* **EXERCISE DESCRIPTION**
Pull out every line from the items below that contains the string "Select". Treat uppercase and lowercase as different when matching.

* **INPUT MATERIAL**

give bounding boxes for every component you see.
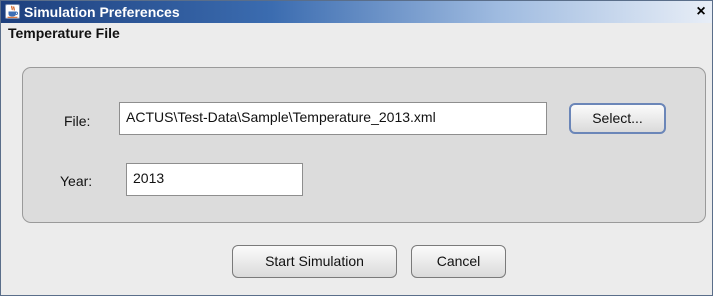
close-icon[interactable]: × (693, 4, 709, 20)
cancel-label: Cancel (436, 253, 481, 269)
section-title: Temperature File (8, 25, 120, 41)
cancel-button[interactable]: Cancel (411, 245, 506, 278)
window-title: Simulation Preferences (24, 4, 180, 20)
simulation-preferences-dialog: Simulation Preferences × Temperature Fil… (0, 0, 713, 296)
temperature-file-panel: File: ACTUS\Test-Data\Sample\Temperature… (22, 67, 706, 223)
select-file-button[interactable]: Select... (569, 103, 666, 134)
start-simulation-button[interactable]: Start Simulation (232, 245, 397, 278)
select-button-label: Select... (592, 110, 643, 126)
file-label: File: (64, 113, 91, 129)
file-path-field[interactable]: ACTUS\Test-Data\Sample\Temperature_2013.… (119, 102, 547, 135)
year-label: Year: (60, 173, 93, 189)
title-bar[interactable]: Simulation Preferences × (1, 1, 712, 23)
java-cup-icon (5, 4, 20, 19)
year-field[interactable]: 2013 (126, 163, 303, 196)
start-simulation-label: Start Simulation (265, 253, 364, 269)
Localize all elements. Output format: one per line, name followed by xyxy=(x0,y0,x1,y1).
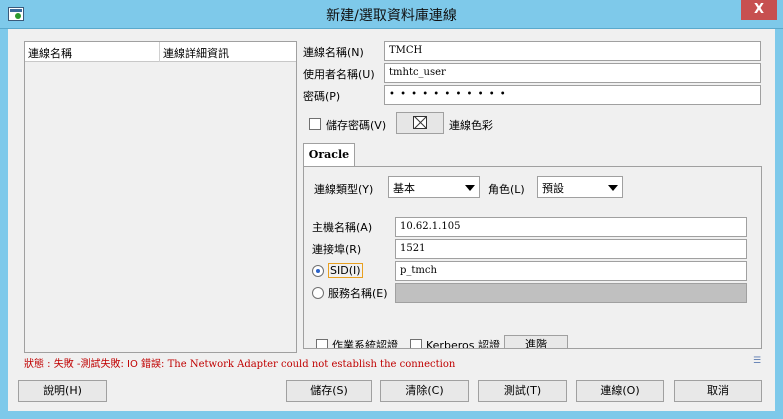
--
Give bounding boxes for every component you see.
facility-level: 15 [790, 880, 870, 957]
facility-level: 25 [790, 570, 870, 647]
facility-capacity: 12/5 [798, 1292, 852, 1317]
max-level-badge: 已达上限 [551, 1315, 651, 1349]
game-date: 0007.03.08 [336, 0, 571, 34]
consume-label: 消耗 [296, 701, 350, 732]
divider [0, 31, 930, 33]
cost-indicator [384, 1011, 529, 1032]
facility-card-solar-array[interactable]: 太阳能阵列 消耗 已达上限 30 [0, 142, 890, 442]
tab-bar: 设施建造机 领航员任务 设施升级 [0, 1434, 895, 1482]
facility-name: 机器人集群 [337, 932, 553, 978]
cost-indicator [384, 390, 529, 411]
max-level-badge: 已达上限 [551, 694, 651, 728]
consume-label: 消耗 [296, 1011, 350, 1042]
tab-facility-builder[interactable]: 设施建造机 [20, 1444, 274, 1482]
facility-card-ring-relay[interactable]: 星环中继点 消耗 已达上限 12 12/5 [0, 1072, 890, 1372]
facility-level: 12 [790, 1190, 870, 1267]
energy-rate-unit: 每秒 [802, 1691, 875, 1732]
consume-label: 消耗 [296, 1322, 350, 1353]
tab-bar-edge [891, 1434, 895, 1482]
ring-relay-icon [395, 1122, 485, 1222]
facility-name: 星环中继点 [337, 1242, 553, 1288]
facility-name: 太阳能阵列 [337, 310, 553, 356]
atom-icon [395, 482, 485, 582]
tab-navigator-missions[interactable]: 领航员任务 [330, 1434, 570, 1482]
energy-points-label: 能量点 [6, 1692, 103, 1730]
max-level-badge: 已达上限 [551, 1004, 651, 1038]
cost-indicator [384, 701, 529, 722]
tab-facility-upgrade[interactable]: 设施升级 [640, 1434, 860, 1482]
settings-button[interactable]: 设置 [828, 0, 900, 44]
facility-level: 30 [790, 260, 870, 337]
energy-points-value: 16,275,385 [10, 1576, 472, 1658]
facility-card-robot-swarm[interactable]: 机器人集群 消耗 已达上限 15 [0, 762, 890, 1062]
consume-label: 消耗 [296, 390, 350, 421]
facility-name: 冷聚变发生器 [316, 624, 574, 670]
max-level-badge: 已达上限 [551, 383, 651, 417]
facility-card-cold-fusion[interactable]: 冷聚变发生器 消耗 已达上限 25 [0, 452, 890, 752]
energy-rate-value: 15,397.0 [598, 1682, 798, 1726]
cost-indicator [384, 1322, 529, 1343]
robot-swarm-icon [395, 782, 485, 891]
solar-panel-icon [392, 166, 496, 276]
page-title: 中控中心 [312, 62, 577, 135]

* **IN RESPONSE**
select-file-button[interactable]: Select... (569, 103, 666, 134)
select-button-label: Select... (592, 110, 643, 126)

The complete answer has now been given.